Input for this task:
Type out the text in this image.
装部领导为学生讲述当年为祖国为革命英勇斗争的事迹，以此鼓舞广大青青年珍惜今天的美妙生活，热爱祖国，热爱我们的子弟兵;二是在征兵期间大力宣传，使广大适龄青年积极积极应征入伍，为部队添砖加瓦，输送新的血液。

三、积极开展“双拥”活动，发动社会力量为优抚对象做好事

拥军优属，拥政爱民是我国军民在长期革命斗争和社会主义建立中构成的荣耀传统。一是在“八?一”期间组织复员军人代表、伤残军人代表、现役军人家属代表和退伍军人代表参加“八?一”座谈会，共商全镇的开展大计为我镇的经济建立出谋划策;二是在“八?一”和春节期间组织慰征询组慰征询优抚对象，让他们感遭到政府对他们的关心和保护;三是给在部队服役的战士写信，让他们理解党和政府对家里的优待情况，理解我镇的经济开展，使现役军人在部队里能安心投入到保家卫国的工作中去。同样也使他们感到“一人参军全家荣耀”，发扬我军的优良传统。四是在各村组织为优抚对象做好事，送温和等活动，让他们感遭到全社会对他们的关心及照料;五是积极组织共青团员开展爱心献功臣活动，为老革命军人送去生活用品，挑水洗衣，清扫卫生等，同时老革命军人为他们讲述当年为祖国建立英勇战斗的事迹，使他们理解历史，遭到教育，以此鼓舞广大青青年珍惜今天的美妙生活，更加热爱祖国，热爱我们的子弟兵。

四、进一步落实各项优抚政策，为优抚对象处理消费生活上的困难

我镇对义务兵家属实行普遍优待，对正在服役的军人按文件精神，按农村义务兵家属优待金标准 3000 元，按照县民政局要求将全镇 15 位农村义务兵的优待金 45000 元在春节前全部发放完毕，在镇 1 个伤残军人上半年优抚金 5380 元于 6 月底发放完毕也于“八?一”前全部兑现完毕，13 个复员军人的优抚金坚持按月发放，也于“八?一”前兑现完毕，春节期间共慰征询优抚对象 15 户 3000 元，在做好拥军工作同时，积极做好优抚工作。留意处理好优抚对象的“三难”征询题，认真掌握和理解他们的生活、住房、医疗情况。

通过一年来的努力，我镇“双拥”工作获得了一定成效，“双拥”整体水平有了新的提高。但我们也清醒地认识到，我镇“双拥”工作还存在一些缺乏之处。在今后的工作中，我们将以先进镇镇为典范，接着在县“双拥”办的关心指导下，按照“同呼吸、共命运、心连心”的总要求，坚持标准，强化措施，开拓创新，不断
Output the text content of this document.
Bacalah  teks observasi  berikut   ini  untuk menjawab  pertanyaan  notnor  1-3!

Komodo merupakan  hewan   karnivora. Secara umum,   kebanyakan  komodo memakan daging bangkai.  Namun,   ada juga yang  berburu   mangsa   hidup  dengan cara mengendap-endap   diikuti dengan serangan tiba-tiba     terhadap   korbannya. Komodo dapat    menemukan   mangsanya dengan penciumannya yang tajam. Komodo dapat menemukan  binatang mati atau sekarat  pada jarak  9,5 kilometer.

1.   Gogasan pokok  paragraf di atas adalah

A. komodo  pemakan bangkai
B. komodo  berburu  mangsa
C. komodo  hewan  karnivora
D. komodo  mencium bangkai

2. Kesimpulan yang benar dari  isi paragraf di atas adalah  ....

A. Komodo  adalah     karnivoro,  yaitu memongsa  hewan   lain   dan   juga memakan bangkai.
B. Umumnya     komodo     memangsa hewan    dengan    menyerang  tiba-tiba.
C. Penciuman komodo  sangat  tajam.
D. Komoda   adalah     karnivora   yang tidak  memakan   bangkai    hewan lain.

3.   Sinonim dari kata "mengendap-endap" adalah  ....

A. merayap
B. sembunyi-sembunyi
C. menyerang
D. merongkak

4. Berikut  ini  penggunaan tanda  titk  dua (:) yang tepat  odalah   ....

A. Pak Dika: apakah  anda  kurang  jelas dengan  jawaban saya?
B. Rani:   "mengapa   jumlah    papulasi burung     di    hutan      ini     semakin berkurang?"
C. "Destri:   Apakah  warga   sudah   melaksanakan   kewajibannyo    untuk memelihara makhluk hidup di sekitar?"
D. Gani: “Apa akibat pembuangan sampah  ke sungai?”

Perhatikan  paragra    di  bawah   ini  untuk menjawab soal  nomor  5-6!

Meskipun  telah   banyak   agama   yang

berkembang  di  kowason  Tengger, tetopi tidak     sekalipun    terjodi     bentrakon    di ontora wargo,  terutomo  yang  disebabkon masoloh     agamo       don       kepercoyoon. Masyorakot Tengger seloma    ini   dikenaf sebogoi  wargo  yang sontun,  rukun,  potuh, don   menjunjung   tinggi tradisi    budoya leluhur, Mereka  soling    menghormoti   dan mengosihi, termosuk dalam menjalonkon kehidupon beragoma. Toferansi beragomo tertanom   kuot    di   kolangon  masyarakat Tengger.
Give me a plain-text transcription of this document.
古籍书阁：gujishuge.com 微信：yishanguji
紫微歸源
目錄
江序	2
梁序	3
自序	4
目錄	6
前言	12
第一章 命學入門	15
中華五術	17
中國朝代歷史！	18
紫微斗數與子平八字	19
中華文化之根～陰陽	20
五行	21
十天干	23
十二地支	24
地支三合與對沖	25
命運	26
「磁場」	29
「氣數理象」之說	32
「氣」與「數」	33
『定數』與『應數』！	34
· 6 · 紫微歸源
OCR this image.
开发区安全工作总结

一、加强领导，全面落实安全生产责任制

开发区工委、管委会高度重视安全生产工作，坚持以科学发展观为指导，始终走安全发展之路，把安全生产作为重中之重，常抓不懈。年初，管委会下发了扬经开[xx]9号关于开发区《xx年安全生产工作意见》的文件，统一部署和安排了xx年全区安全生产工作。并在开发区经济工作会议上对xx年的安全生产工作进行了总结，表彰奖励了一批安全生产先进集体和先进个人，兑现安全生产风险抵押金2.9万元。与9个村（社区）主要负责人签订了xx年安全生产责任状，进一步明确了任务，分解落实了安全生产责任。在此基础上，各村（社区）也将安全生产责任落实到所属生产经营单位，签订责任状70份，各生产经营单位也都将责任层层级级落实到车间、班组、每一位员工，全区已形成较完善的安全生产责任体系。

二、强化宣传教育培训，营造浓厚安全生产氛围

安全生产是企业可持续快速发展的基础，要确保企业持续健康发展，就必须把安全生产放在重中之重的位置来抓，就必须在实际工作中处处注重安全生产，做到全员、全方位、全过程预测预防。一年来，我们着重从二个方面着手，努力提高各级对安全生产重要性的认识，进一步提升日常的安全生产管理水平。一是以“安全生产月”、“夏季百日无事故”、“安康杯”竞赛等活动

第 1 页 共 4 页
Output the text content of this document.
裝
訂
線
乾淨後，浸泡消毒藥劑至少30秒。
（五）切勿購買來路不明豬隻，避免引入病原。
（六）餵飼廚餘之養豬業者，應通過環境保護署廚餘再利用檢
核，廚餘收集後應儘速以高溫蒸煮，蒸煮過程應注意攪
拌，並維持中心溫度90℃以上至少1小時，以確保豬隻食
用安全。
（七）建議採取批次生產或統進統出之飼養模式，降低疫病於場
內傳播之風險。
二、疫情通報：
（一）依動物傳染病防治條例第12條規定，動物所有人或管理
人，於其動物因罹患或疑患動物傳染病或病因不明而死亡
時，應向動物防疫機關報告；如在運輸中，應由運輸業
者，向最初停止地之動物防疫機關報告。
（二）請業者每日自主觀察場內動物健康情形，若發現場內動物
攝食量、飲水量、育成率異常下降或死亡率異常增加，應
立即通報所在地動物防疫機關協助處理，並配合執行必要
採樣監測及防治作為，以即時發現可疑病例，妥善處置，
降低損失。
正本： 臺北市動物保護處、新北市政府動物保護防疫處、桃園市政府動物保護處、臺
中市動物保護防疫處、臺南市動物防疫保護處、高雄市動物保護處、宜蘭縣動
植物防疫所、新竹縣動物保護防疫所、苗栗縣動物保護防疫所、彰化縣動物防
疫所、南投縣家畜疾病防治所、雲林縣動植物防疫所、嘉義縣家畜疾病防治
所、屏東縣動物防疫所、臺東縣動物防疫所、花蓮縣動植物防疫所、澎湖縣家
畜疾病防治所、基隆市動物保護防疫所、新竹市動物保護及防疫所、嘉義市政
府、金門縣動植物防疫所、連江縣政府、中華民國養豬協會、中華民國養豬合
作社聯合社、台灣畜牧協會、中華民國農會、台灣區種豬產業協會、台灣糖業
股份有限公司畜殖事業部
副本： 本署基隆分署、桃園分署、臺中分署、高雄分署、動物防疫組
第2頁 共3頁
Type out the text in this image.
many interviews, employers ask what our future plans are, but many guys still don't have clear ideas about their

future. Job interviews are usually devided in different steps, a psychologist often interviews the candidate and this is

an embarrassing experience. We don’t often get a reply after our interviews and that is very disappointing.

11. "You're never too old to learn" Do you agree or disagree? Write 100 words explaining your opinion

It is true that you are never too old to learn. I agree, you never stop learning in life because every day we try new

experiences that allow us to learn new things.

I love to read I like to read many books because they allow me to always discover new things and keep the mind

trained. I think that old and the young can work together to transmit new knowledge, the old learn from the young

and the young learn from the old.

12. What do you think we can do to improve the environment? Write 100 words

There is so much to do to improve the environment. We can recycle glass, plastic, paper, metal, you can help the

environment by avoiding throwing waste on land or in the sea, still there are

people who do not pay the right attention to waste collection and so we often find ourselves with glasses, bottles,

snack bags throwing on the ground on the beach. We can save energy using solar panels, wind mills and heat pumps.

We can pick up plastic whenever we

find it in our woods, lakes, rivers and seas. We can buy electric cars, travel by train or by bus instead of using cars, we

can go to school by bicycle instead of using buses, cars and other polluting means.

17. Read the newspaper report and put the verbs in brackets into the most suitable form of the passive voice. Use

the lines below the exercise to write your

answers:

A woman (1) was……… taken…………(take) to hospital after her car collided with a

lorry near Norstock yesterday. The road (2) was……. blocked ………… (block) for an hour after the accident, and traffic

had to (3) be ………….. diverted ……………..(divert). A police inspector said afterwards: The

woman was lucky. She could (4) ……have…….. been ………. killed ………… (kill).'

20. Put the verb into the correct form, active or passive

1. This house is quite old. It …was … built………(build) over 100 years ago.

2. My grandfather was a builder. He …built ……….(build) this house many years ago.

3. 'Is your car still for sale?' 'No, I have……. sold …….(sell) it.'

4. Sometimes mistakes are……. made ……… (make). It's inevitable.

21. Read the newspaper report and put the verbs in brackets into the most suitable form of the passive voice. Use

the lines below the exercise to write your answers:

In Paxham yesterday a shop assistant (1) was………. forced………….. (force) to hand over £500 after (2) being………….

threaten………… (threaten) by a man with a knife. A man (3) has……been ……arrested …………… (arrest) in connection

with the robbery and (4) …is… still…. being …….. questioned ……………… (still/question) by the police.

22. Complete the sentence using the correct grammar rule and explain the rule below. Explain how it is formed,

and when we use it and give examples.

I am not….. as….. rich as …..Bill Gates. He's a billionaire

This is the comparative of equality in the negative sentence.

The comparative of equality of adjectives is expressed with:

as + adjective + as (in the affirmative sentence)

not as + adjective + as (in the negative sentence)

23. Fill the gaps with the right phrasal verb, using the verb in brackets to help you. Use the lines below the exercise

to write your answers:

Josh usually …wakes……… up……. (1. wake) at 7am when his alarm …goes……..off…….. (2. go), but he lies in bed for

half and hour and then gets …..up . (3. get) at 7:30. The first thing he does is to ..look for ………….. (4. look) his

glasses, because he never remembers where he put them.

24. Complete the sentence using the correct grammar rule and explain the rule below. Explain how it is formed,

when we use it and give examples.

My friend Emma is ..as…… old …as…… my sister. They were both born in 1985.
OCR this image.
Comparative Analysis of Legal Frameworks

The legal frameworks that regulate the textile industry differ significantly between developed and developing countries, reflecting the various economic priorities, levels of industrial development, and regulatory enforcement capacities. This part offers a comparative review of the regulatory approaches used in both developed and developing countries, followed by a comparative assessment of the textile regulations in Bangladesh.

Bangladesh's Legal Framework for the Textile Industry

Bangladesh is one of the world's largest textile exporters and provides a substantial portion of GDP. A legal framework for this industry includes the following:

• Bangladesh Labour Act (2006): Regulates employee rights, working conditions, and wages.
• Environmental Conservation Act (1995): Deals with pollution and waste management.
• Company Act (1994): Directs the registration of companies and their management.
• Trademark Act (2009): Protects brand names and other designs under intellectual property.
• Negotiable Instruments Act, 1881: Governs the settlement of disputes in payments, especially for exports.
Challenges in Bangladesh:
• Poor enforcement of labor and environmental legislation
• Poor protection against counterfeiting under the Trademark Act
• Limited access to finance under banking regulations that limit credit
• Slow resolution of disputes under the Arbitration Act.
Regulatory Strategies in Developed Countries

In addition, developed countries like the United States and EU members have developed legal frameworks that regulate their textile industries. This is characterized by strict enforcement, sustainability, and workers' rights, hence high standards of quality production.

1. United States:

Request: From the material above, gather all lines that include the string "examples" and copy them.

Problem solution:
and when we use it and give examples.
when we use it and give examples.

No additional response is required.